→ REQUIREMENT
Set down the data exactly as it appears, starting with the line that contains "Patent image size: (714, 347)." and continuing through the line that contains "The seal ring 32 is at (295, 240).", with both of those lines included.

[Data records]
_ _ _ _
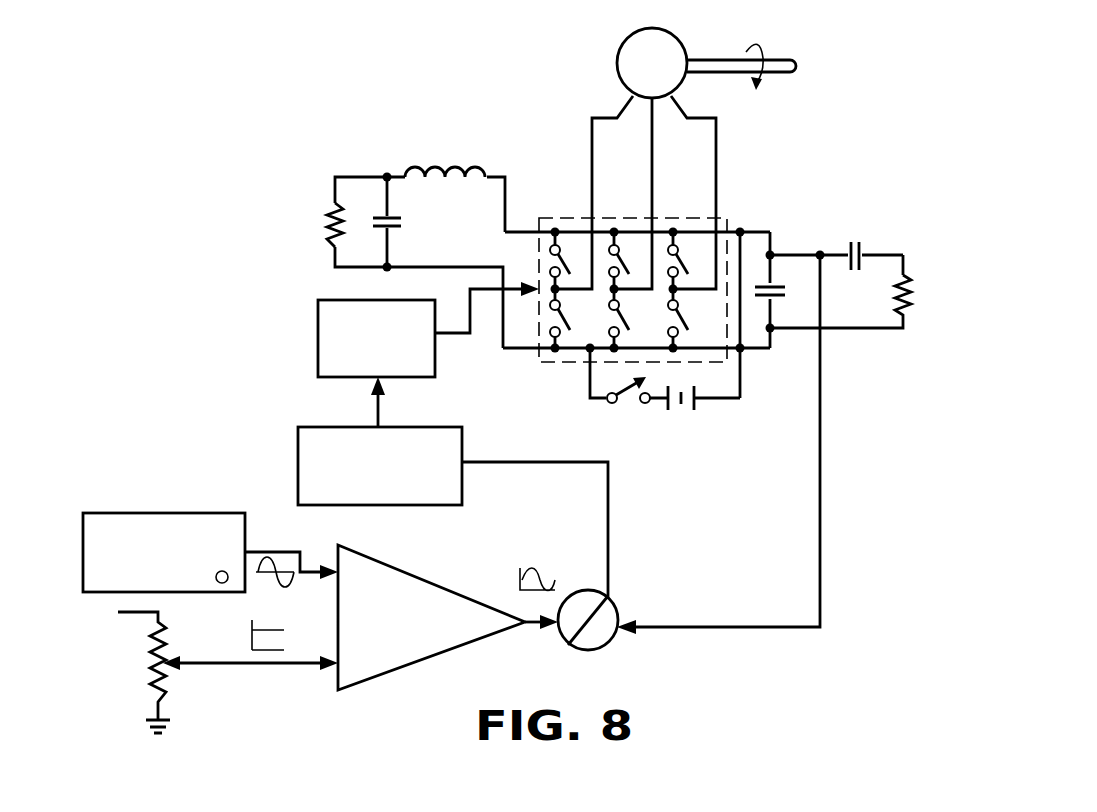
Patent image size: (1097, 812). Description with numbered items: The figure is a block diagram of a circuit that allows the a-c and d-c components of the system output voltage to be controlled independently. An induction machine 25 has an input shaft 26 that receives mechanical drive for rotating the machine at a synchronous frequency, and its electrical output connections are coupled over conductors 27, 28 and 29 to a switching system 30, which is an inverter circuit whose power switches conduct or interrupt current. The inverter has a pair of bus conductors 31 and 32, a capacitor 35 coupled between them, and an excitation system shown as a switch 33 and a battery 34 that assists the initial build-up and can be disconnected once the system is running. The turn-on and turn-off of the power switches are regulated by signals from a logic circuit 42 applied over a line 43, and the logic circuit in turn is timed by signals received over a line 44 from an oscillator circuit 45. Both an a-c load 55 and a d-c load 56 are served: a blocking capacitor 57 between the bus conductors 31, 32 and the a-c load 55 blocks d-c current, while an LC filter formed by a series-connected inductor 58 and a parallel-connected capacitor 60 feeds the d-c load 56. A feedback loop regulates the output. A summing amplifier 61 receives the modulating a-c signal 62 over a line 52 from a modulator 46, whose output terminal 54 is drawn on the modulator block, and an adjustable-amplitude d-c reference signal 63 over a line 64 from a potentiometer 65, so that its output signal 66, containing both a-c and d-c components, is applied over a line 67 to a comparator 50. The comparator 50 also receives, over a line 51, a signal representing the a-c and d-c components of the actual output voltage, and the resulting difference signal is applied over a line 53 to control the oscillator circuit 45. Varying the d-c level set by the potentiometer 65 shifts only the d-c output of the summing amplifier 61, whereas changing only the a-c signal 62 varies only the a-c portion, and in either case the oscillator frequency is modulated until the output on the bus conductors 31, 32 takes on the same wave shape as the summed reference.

The induction machine 25 is at (635, 63).
The input shaft 26 is at (713, 62).
The conductor 27 is at (592, 188).
The conductor 28 is at (652, 188).
The conductor 29 is at (716, 188).
The switching system 30 is at (733, 211).
The bus conductor 31 is at (770, 246).
The bus conductor 32 is at (757, 352).
The switch 33 is at (618, 388).
The battery 34 is at (695, 414).
The capacitor 35 is at (780, 292).
The logic circuit 42 is at (358, 338).
The line 43 is at (455, 338).
The line 44 is at (375, 400).
The oscillator circuit 45 is at (363, 466).
The modulator 46 is at (164, 539).
The comparator 50 is at (588, 634).
The line 51 is at (733, 444).
The line 52 is at (277, 542).
The line 53 is at (551, 530).
The modulator output terminal 54 is at (216, 580).
The a-c load 55 is at (888, 291).
The d-c load 56 is at (363, 262).
The blocking capacitor 57 is at (836, 240).
The inductor 58 is at (455, 189).
The capacitor 60 is at (403, 222).
The summing amplifier 61 is at (410, 668).
The modulating a-c signal 62 is at (275, 581).
The d-c reference signal 63 is at (282, 635).
The line 64 is at (240, 667).
The potentiometer 65 is at (150, 672).
The output signal 66 is at (537, 567).
The line 67 is at (528, 627).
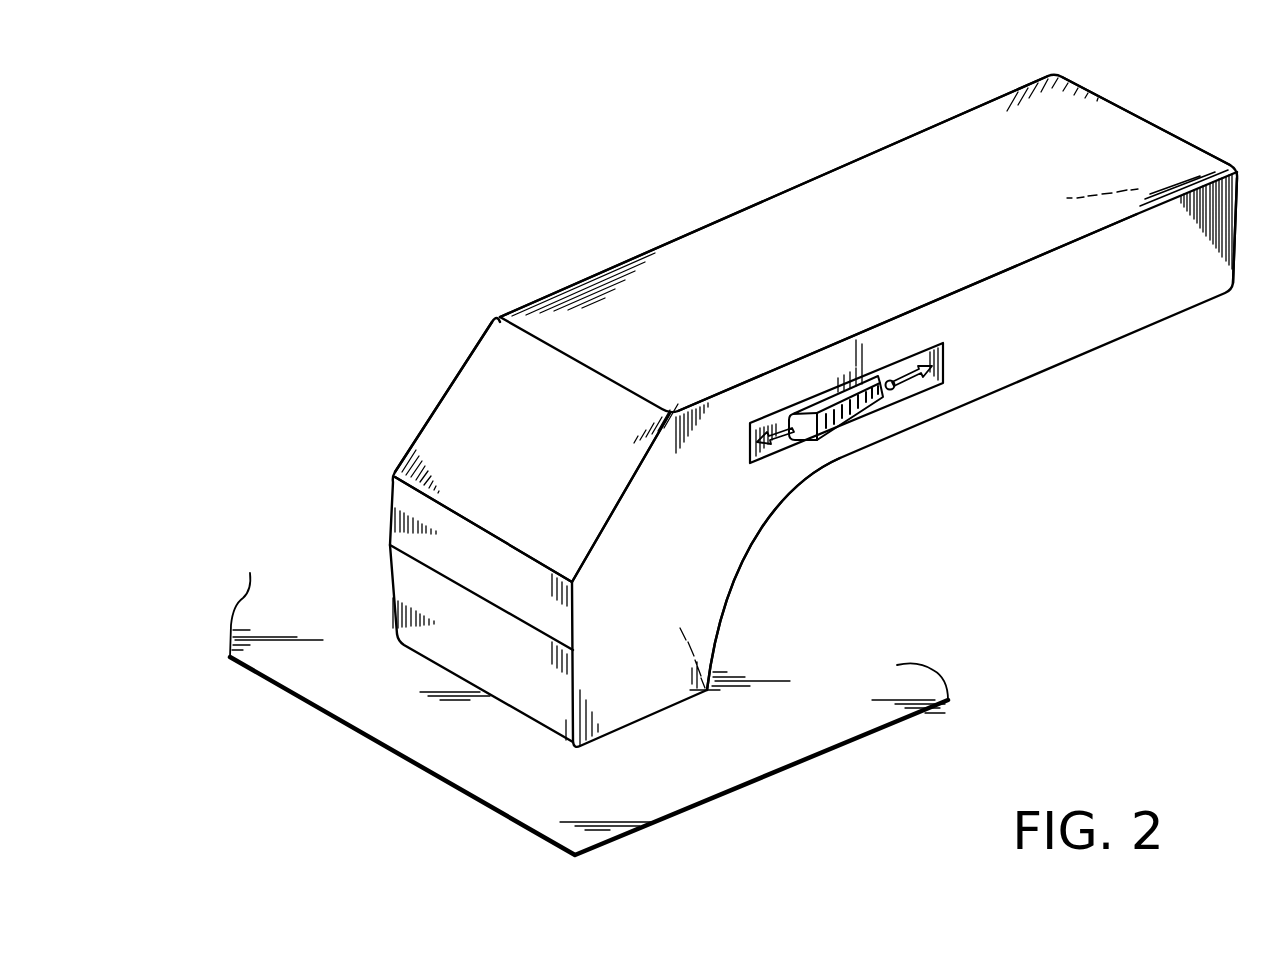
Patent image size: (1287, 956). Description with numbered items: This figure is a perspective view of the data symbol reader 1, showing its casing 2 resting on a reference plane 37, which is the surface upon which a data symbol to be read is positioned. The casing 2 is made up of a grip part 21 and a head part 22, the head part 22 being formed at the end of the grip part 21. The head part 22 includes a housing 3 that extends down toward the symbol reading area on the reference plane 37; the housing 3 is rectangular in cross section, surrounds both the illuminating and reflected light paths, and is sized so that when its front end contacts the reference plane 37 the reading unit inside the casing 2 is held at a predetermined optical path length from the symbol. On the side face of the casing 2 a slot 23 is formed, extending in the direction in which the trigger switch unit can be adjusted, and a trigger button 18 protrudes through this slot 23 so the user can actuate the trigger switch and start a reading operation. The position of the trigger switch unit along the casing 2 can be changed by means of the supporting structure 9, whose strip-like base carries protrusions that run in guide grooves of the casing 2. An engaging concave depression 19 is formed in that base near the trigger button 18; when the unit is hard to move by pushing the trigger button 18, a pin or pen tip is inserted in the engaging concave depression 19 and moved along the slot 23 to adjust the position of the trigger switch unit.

The data symbol reader 1 is at (641, 210).
The casing 2 is at (858, 188).
The housing 3 is at (707, 603).
The supporting structure 9 is at (892, 416).
The trigger button 18 is at (838, 418).
The engaging concave depression 19 is at (888, 380).
The grip part 21 is at (1097, 137).
The head part 22 is at (457, 433).
The slot 23 is at (918, 395).
The reference plane 37 is at (818, 738).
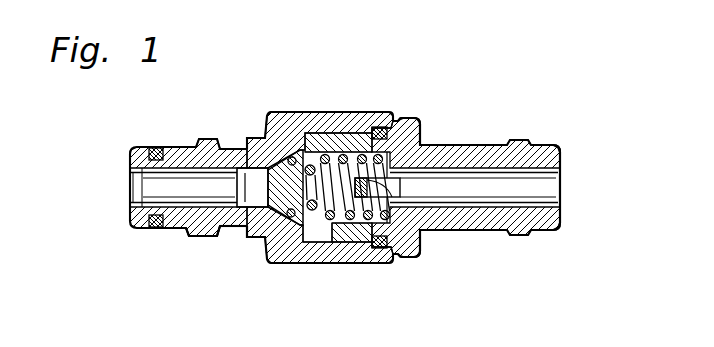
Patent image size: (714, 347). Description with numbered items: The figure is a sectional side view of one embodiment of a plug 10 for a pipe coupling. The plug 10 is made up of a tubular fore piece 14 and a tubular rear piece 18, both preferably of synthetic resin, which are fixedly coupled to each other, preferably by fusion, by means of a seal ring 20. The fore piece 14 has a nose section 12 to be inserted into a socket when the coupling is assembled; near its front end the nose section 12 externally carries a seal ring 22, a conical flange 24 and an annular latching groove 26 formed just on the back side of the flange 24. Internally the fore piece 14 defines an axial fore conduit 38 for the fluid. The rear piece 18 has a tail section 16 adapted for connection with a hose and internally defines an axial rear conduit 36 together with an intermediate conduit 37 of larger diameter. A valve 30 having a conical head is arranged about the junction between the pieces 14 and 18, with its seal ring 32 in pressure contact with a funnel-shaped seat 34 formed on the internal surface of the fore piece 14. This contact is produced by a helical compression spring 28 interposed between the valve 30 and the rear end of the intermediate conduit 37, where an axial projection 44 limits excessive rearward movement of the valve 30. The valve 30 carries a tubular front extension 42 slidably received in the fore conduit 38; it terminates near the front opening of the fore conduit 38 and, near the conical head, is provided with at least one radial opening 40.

The plug 10 is at (436, 115).
The nose section 12 is at (178, 146).
The tubular fore piece 14 is at (311, 95).
The tail section 16 is at (552, 148).
The tubular rear piece 18 is at (492, 152).
The seal ring 20 is at (385, 127).
The seal ring 22 is at (156, 146).
The conical flange 24 is at (208, 237).
The annular latching groove 26 is at (228, 240).
The helical compression spring 28 is at (366, 224).
The valve 30 is at (257, 232).
The seal ring 32 is at (295, 240).
The funnel-shaped seat 34 is at (280, 148).
The axial rear conduit 36 is at (478, 192).
The intermediate conduit 37 is at (331, 224).
The axial fore conduit 38 is at (133, 196).
The radial opening 40 is at (247, 187).
The tubular front extension 42 is at (173, 230).
The axial projection 44 is at (414, 232).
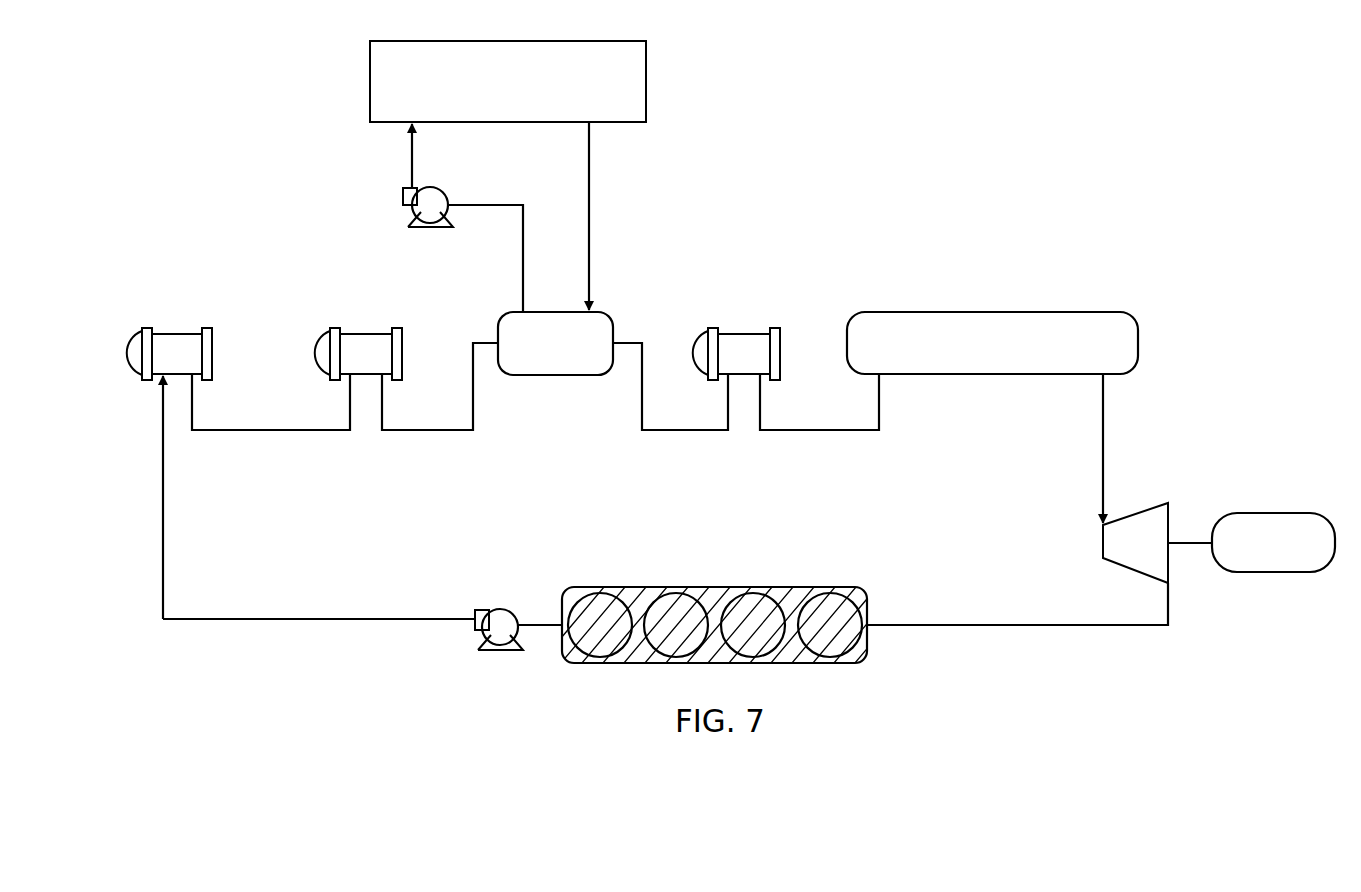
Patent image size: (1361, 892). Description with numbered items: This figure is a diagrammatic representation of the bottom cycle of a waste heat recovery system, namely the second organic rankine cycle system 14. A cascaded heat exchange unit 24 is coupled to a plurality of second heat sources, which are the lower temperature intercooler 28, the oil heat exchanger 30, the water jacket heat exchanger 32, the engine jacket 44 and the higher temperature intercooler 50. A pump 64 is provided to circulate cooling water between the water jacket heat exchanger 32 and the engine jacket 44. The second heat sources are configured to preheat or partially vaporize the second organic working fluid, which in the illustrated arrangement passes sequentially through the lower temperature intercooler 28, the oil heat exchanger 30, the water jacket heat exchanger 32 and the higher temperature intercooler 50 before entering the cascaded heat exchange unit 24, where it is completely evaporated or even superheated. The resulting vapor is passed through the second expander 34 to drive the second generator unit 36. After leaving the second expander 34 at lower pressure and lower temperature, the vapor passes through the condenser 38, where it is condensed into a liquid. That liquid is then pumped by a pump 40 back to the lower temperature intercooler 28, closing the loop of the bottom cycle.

The second organic rankine cycle system 14 is at (855, 267).
The cascaded heat exchange unit 24 is at (993, 311).
The lower temperature intercooler 28 is at (215, 362).
The oil heat exchanger 30 is at (403, 348).
The water jacket heat exchanger 32 is at (540, 310).
The second expander 34 is at (1136, 560).
The second generator unit 36 is at (1275, 512).
The condenser 38 is at (805, 587).
The pump 40 is at (503, 617).
The engine jacket 44 is at (508, 40).
The higher temperature intercooler 50 is at (699, 356).
The pump 64 is at (437, 198).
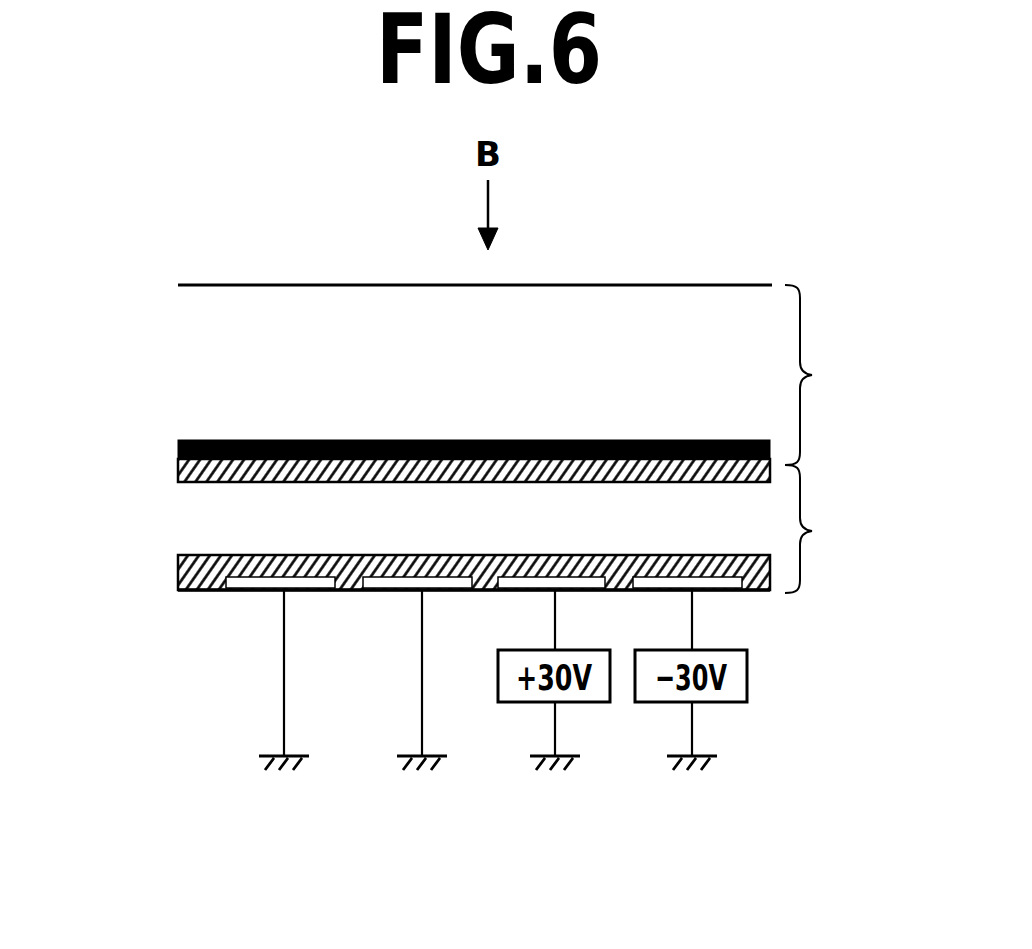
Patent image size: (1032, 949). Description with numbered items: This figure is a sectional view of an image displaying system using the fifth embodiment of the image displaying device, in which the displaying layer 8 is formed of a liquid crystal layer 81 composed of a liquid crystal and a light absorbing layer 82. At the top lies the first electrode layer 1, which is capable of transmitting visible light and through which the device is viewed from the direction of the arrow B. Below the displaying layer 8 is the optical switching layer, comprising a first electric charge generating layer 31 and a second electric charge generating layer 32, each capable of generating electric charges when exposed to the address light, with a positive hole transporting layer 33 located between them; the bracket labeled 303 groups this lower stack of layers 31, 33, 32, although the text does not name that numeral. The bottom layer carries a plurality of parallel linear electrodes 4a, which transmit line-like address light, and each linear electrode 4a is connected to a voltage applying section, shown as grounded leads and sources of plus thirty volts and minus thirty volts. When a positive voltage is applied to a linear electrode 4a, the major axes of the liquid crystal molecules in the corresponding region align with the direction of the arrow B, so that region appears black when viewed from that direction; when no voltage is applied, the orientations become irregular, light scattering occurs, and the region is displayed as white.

The first electrode layer 1 is at (741, 285).
The liquid crystal layer 81 is at (196, 366).
The light absorbing layer 82 is at (178, 450).
The first electric charge generating layer 31 is at (180, 473).
The positive hole transporting layer 33 is at (187, 518).
The second electric charge generating layer 32 is at (421, 598).
The linear electrode 4a is at (256, 590).
The displaying layer 8 is at (813, 375).
The lower member 303 is at (832, 529).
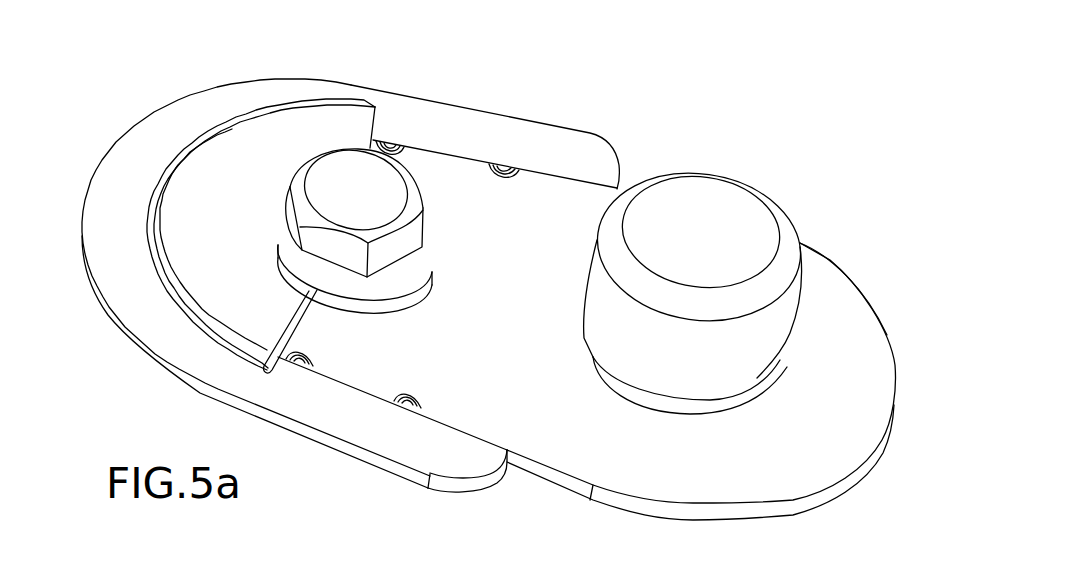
_ _ _ _
→ OUTPUT
Patent image size: (714, 347). Description with numbered items: The figure is a sectional side view of one embodiment of a plug 10 for a pipe coupling. The plug 10 is made up of a tubular fore piece 14 and a tubular rear piece 18, both preferably of synthetic resin, which are fixedly coupled to each other, preferably by fusion, by means of a seal ring 20. The fore piece 14 has a nose section 12 to be inserted into a socket when the coupling is assembled; near its front end the nose section 12 externally carries a seal ring 22, a conical flange 24 and an annular latching groove 26 formed just on the back side of the flange 24. Internally the fore piece 14 defines an axial fore conduit 38 for the fluid. The rear piece 18 has a tail section 16 adapted for connection with a hose and internally defines an axial rear conduit 36 together with an intermediate conduit 37 of larger diameter. A valve 30 having a conical head is arranged about the junction between the pieces 14 and 18, with its seal ring 32 in pressure contact with a funnel-shaped seat 34 formed on the internal surface of the fore piece 14. This contact is produced by a helical compression spring 28 interposed between the valve 30 and the rear end of the intermediate conduit 37, where an axial projection 44 limits excessive rearward movement of the valve 30. The valve 30 carries a tubular front extension 42 slidably received in the fore conduit 38; it terminates near the front opening of the fore conduit 38 and, near the conical head, is provided with at least one radial opening 40.

The plug 10 is at (436, 115).
The nose section 12 is at (178, 146).
The tubular fore piece 14 is at (311, 95).
The tail section 16 is at (552, 148).
The tubular rear piece 18 is at (492, 152).
The seal ring 20 is at (385, 127).
The seal ring 22 is at (156, 146).
The conical flange 24 is at (208, 237).
The annular latching groove 26 is at (228, 240).
The helical compression spring 28 is at (366, 224).
The valve 30 is at (257, 232).
The seal ring 32 is at (295, 240).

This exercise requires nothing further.